# [Source text]
[Begin]
Don’t just do something, stand there, good advice for emergency room physicians and for leaders today. First pause. Get your bearings. Then lead.” Mette Norgaard
January has a way of seducing even the most seasoned leaders into velocity. New targets, reorganizations, budget resets, innovation agendas all demanding immediate attention. For senior leaders who pride themselves on clarity, decisiveness, and stamina, the instinct is often to accelerate, set the cadence and scale impact.
Yet high-performance leadership carries an unavoidable paradox: accelerating without intention degrades the mental sharpness and relational presence that give acceleration its power.
In Leading with Aliveness, Mette Nørgård describes the “pause” as the foundational power of deep leadership, not a momentary break, but a deliberate reclamation of one’s internal ground. It is a recalibration that disrupts the default pace, allowing a leader to access a more intelligent, more vital form of agency.
For executives, the relevance is strategic. The pause is a mechanism for protecting cognitive throughput, sustaining internal coherence, and preserving the quality of one’s leadership signal across a system that depends on it.
Why The Executive Pause Matters Now
Senior Leaders sometimes underestimate the variable of their own energetic availability as a limiting factor on organizational performance. A leaders energetic availability and capacity to metabolize complexity, maintain internal clarity, and engage others without depletion is something worth protecting.
At the beginning of the year, this reservoir is often mistakenly treated as infinite. Ambition surges as calendars flood and leaders tend to sprint before their internal foundations are set.
[End]
# [Tasks to complete]
A) Copy the passage on the executive pause from "For executives, the" up to and including "depends on it.".
B) Carry on the passage on the executive pause, picking up right after its last sentence.
The records come from a different source than the passage on the executive pause.

# [Dataset records]
[Begin]
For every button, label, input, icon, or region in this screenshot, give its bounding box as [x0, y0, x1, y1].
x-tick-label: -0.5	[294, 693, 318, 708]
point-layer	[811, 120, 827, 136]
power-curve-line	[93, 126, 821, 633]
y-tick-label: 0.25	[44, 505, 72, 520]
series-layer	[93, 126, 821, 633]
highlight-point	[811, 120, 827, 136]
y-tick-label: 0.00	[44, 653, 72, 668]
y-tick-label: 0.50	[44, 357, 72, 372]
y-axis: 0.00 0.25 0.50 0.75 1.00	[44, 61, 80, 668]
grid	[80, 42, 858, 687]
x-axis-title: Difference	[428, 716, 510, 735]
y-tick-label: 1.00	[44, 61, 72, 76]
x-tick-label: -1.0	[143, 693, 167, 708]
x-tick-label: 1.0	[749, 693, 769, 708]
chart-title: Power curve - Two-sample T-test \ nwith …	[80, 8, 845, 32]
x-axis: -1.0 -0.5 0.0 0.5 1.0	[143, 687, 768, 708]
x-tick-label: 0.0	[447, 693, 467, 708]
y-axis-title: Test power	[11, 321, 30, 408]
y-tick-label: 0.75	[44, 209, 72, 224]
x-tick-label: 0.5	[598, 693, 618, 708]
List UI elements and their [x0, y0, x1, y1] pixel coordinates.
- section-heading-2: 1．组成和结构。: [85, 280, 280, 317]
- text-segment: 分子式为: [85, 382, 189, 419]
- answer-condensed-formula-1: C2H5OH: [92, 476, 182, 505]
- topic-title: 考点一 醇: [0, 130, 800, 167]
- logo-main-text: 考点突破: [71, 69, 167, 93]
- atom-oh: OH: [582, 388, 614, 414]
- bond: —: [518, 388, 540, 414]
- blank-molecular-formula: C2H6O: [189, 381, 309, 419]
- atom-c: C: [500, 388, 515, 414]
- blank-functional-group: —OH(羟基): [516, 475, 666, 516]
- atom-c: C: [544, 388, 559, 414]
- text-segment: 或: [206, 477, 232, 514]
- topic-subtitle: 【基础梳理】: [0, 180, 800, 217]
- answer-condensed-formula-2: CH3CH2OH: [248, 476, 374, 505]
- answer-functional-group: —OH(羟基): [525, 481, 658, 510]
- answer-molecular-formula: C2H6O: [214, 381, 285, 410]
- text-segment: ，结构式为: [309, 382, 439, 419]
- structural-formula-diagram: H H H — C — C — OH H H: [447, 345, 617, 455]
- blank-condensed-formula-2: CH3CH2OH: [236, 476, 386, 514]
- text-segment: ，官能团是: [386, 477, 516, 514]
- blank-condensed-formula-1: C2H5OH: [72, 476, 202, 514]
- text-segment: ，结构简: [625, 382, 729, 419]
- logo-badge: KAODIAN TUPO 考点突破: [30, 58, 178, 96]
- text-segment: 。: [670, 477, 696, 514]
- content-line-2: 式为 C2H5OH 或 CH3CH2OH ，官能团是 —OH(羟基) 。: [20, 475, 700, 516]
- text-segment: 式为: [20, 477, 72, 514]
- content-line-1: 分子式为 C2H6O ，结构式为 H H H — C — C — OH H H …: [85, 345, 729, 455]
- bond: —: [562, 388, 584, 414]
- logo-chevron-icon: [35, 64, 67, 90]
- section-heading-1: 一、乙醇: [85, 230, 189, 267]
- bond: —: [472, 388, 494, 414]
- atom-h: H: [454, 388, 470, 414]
[End]
# [Exercise results]
A)
For executives, the relevance is strategic. The pause is a mechanism for protecting cognitive throughput, sustaining internal coherence, and preserving the quality of one’s leadership signal across a system that depends on it.

B)
The strategic pause is the counter-move and a reset that ensures the system (you) is fit for the year’s demands.
It offers three specific benefits relevant to senior leaders:
- Cognitive Deceleration → Strategic Precision
A brief intentional slowdown reduces cognitive noise and increases pattern recognition. - Energetic Reconstitution → Sustainable Pace
Leaders are nodes of emotional and energetic contagion. When your reserves are thin, the system senses it. Reconstitution early in the year strengthens your “leadership signal” or the quality of presence others calibrate against. - Temporal Mastery → Better Use of Speed
Pausing is not anti-speed. It is what allows speed to be both selective and effective. Pace is most powerful when chosen versus inherited.
Advanced Practices for High-Level Leaders
Below are three practices tailored for executives accustomed to complexity, velocity, and high cognitive load …
1. The “Strategic Aperture” Pause (Weekly)
A 7-minute cognitive expansion designed to widen perspective before initiating major workstreams.
How it works:
- Sit in silence.
- Bring to mind the full landscape of the year in terms of directionality: what wants to happen, what is emerging, what your leadership is uniquely positioned to enable.
- Notice where your attention naturally narrows sometimes prematurely.
- Intentionally widen the aperture: what are you not yet seeing?
- Set one “orientation sentence” for the week (e.g., “Lead from spaciousness, not speed”).
Why it works:
It counters the tendency to collapse into operational mode and re-anchors you in strategic consciousness.
2. The Energetic Audit (Micro-daily)
This is a high-level pause because it measures capacity versus tasks.
Ask yourself three questions at natural breakpoints throughout the day:
- What is the state of my internal field right now (calm, scattered, accelerated, constricted)?
- If I continue at this pace, what will be the downstream cost to clarity, decision quality, relational presence, or resilience?
- What is one 60-second intervention that would restore coherence (breath, stepping outside, stillness, recalibrating posture, clearing a cognitive loop)?
Why it works:
It treats your internal state as a strategic resource.
3. The Executive Reset (Monthly or Quarterly)
A 30-45-minute-deep pause designed to restore alignment at the structural level.
Components:
- Body scan to identify where tension has accumulated faster than awareness.
- Narrative check: What stories am I currently operating from (about myself, the team, the business)? Which are outdated?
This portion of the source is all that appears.